#### What you have to do:
Return all the data, word for word.

#### Entries supplied:
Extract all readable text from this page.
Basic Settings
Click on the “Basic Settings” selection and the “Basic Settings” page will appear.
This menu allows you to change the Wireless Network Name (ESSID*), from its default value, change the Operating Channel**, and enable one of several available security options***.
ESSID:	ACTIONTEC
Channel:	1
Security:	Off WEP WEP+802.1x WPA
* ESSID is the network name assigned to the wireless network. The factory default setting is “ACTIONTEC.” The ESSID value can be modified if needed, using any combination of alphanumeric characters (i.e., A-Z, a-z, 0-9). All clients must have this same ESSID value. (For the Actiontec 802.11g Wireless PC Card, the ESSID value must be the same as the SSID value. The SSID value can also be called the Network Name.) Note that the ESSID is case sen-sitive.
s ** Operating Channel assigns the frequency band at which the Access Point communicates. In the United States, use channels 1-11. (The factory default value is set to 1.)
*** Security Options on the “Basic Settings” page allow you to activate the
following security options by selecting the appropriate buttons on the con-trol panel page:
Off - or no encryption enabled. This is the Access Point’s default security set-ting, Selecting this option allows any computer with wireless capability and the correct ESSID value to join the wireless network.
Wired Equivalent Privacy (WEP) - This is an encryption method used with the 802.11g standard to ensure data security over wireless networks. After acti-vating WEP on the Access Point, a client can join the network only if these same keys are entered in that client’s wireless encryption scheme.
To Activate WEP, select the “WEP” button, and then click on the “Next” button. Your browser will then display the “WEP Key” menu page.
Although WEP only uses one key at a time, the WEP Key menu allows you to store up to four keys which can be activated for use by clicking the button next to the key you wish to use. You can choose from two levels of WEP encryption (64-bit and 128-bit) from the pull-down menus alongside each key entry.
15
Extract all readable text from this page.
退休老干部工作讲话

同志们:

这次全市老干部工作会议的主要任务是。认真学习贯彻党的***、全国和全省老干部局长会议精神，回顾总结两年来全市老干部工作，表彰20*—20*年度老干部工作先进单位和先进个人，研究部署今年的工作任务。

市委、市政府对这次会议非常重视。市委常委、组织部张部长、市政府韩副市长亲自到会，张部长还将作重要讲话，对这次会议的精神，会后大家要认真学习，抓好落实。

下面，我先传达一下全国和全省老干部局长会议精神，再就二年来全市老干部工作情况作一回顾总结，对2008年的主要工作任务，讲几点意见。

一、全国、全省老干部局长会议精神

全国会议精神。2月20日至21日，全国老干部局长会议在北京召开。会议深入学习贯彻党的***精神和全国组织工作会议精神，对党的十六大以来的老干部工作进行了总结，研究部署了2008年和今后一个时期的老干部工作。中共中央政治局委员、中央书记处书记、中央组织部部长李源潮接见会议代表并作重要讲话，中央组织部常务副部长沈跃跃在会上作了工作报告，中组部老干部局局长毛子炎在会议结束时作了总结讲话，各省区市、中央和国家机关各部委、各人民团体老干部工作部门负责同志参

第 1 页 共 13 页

#### Answer for the task:
Extract all readable text from this page.
Basic Settings
Click on the “Basic Settings” selection and the “Basic Settings” page will appear.
This menu allows you to change the Wireless Network Name (ESSID*), from its default value, change the Operating Channel**, and enable one of several available security options***.
ESSID:	ACTIONTEC
Channel:	1
Security:	Off WEP WEP+802.1x WPA
* ESSID is the network name assigned to the wireless network. The factory default setting is “ACTIONTEC.” The ESSID value can be modified if needed, using any combination of alphanumeric characters (i.e., A-Z, a-z, 0-9). All clients must have this same ESSID value. (For the Actiontec 802.11g Wireless PC Card, the ESSID value must be the same as the SSID value. The SSID value can also be called the Network Name.) Note that the ESSID is case sen-sitive.
s ** Operating Channel assigns the frequency band at which the Access Point communicates. In the United States, use channels 1-11. (The factory default value is set to 1.)
*** Security Options on the “Basic Settings” page allow you to activate the
following security options by selecting the appropriate buttons on the con-trol panel page:
Off - or no encryption enabled. This is the Access Point’s default security set-ting, Selecting this option allows any computer with wireless capability and the correct ESSID value to join the wireless network.
Wired Equivalent Privacy (WEP) - This is an encryption method used with the 802.11g standard to ensure data security over wireless networks. After acti-vating WEP on the Access Point, a client can join the network only if these same keys are entered in that client’s wireless encryption scheme.
To Activate WEP, select the “WEP” button, and then click on the “Next” button. Your browser will then display the “WEP Key” menu page.
Although WEP only uses one key at a time, the WEP Key menu allows you to store up to four keys which can be activated for use by clicking the button next to the key you wish to use. You can choose from two levels of WEP encryption (64-bit and 128-bit) from the pull-down menus alongside each key entry.
15
Extract all readable text from this page.
退休老干部工作讲话

同志们:

这次全市老干部工作会议的主要任务是。认真学习贯彻党的***、全国和全省老干部局长会议精神，回顾总结两年来全市老干部工作，表彰20*—20*年度老干部工作先进单位和先进个人，研究部署今年的工作任务。

市委、市政府对这次会议非常重视。市委常委、组织部张部长、市政府韩副市长亲自到会，张部长还将作重要讲话，对这次会议的精神，会后大家要认真学习，抓好落实。

下面，我先传达一下全国和全省老干部局长会议精神，再就二年来全市老干部工作情况作一回顾总结，对2008年的主要工作任务，讲几点意见。

一、全国、全省老干部局长会议精神

全国会议精神。2月20日至21日，全国老干部局长会议在北京召开。会议深入学习贯彻党的***精神和全国组织工作会议精神，对党的十六大以来的老干部工作进行了总结，研究部署了2008年和今后一个时期的老干部工作。中共中央政治局委员、中央书记处书记、中央组织部部长李源潮接见会议代表并作重要讲话，中央组织部常务副部长沈跃跃在会上作了工作报告，中组部老干部局局长毛子炎在会议结束时作了总结讲话，各省区市、中央和国家机关各部委、各人民团体老干部工作部门负责同志参

第 1 页 共 13 页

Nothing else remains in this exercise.